◆ DESCRIPTION OF THE TASK ◆
What is the number of lines that include the word "Internet"? Provide only that figure.

◆ DATASET CONTENT ◆
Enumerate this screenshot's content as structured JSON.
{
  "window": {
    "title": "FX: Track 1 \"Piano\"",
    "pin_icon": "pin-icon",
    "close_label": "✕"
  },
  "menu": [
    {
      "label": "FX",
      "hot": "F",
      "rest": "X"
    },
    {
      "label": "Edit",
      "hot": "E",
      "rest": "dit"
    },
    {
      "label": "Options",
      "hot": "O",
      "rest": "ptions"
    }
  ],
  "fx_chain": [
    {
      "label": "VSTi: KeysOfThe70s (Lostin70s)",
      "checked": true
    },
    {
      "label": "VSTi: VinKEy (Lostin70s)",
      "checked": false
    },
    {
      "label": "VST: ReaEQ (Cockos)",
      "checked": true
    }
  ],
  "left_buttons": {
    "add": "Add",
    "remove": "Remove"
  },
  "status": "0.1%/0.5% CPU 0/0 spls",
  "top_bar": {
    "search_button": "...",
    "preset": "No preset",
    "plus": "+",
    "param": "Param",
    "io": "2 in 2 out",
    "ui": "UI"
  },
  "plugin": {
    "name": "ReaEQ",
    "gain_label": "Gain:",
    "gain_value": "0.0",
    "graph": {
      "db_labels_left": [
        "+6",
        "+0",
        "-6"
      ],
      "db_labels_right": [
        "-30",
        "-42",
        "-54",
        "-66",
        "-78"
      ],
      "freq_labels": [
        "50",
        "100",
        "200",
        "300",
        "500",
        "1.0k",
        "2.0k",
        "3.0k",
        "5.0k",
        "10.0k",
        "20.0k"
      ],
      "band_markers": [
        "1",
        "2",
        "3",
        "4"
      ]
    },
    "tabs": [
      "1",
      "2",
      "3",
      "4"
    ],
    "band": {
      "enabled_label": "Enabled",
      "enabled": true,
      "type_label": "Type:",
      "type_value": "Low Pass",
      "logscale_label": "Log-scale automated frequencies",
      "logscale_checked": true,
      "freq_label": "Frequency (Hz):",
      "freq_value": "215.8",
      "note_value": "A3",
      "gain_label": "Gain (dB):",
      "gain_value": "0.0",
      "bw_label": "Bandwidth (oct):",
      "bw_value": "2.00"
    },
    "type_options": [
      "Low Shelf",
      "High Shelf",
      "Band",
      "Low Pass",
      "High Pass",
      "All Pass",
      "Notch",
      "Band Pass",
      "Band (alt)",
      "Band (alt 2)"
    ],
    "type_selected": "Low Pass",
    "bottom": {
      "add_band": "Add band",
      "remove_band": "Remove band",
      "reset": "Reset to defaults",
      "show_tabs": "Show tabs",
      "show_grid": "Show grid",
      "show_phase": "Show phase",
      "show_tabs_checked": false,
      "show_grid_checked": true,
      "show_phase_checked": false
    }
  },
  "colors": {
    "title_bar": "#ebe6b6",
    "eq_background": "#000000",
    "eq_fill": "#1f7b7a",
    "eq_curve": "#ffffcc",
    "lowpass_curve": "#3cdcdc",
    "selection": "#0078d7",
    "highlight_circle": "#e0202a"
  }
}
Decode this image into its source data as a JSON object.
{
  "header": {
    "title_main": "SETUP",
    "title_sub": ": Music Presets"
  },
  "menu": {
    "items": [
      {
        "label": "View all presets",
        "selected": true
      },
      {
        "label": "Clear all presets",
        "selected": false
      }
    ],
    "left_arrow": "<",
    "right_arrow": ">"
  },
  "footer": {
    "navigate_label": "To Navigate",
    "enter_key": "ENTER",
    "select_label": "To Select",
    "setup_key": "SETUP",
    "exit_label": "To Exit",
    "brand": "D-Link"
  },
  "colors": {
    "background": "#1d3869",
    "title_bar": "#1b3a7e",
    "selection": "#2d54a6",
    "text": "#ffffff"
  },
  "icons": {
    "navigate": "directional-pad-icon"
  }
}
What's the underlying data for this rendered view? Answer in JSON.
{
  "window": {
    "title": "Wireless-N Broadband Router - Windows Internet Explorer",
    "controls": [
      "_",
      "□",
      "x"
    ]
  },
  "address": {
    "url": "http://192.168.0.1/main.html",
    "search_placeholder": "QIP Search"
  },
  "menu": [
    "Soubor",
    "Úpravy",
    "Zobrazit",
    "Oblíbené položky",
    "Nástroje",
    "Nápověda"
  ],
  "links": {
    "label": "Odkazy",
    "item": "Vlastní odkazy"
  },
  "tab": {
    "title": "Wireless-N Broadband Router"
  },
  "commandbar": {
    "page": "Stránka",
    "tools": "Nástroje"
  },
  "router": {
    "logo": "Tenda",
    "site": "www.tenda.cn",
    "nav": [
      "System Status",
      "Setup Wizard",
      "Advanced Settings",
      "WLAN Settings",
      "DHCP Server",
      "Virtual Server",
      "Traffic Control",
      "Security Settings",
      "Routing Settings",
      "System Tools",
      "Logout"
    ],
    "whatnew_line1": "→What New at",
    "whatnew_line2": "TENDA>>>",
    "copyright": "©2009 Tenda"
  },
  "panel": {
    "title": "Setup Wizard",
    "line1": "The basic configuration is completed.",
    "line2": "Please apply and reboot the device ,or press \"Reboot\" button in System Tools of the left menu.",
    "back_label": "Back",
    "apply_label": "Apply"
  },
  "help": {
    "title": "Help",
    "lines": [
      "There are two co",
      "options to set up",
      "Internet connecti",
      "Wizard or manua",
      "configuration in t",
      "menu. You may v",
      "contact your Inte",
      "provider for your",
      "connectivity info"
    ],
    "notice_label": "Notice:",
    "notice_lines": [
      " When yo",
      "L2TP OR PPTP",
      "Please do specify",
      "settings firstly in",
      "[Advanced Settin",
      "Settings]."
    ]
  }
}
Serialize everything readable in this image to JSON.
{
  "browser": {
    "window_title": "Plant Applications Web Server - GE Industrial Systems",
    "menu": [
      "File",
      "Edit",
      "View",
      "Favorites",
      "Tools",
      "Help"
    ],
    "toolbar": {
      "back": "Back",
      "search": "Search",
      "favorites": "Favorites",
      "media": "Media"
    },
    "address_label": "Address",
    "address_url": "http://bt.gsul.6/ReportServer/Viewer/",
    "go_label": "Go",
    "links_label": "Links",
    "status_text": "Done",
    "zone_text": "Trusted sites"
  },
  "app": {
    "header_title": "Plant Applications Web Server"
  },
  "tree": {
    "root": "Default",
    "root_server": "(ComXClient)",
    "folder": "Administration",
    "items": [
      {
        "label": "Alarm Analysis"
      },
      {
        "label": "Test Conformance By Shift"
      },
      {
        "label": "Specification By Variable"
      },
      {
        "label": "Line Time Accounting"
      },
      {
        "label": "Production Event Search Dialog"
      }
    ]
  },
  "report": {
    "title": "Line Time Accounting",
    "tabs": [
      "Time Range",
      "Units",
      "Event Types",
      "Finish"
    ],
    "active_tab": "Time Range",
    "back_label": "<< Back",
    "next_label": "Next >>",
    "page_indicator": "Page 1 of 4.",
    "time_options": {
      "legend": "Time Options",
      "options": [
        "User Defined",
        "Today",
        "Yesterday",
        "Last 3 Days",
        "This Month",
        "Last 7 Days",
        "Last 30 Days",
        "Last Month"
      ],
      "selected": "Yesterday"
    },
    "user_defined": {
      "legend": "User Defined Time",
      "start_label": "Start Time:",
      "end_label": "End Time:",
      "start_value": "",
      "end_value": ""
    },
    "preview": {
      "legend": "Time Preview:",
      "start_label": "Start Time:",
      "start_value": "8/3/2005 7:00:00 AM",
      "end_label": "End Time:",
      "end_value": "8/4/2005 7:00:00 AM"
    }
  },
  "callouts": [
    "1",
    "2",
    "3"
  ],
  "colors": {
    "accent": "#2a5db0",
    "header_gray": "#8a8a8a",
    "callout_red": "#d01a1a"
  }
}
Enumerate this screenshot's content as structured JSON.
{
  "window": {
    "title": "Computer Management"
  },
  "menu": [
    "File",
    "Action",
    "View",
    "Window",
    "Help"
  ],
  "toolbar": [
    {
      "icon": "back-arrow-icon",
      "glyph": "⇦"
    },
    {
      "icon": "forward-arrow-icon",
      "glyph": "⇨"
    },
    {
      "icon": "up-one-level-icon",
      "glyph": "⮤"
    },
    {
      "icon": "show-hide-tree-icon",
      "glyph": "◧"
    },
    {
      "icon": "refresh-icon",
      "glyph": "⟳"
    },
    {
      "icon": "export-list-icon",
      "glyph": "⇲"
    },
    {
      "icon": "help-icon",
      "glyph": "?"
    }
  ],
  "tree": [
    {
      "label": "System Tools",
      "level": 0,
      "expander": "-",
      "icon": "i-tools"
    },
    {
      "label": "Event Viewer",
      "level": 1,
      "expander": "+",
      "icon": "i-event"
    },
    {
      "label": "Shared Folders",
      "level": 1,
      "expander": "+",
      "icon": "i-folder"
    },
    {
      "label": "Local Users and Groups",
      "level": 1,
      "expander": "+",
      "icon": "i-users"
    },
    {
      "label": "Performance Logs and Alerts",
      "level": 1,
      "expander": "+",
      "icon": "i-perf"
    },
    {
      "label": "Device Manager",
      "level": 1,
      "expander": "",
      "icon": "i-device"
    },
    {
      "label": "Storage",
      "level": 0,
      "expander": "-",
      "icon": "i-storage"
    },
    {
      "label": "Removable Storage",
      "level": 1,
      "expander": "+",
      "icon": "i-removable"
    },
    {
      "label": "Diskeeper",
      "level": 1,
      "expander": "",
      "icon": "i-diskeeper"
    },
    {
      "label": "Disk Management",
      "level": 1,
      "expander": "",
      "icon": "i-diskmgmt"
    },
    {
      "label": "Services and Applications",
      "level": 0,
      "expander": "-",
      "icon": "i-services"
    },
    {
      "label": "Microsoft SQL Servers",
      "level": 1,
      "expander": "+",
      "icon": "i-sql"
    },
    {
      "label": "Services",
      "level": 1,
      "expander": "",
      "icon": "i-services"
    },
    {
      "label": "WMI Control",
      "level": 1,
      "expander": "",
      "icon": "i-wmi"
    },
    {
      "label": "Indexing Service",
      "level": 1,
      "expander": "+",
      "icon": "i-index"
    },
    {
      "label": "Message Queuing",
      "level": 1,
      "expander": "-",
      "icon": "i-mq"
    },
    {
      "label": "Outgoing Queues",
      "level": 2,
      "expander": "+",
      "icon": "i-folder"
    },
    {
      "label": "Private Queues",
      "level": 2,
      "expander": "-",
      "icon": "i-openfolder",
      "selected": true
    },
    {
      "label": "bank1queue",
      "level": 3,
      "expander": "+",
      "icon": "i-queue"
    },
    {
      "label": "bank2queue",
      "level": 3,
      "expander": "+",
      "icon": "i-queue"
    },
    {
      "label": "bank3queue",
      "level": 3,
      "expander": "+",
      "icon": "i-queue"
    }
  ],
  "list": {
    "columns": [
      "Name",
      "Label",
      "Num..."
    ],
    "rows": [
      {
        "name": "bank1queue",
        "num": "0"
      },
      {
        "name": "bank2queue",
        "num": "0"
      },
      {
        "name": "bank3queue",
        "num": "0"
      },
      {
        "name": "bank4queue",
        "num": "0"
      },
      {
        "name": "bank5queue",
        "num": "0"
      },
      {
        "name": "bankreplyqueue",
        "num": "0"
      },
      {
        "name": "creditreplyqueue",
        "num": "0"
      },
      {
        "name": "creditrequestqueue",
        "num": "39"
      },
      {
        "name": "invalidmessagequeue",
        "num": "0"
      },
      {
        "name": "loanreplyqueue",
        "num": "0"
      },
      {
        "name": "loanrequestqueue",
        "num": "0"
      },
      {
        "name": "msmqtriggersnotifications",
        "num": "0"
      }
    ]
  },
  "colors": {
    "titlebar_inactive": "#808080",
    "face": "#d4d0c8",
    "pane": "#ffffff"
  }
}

◆ TASK RESULT ◆
2